#### EXERCISE DIRECTIONS
Copy the entries below without any changes, and omit the pictures from your reply.

(Layout annotation data)
# # # # #

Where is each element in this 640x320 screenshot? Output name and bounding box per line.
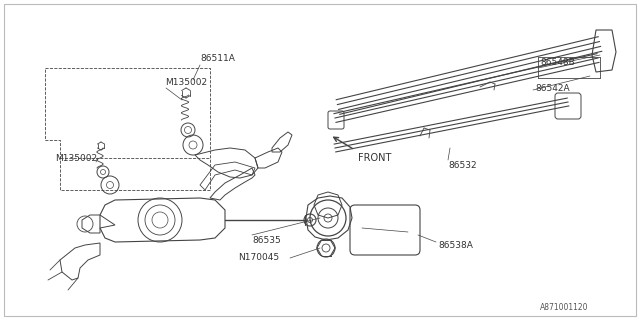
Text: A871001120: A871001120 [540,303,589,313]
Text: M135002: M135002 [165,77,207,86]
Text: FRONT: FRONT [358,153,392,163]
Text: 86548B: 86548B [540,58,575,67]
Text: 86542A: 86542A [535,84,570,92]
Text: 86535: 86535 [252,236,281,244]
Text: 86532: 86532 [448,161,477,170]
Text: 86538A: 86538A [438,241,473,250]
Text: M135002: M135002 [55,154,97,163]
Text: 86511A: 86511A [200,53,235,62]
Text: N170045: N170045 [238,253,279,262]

# # # # #

#### FINISHED ANSWER
Where is each element in this 640x320 screenshot? Output name and bounding box per line.
Text: A871001120: A871001120 [540,303,589,313]
Text: M135002: M135002 [165,77,207,86]
Text: FRONT: FRONT [358,153,392,163]
Text: 86548B: 86548B [540,58,575,67]
Text: 86542A: 86542A [535,84,570,92]
Text: 86535: 86535 [252,236,281,244]
Text: 86532: 86532 [448,161,477,170]
Text: 86538A: 86538A [438,241,473,250]
Text: M135002: M135002 [55,154,97,163]
Text: 86511A: 86511A [200,53,235,62]
Text: N170045: N170045 [238,253,279,262]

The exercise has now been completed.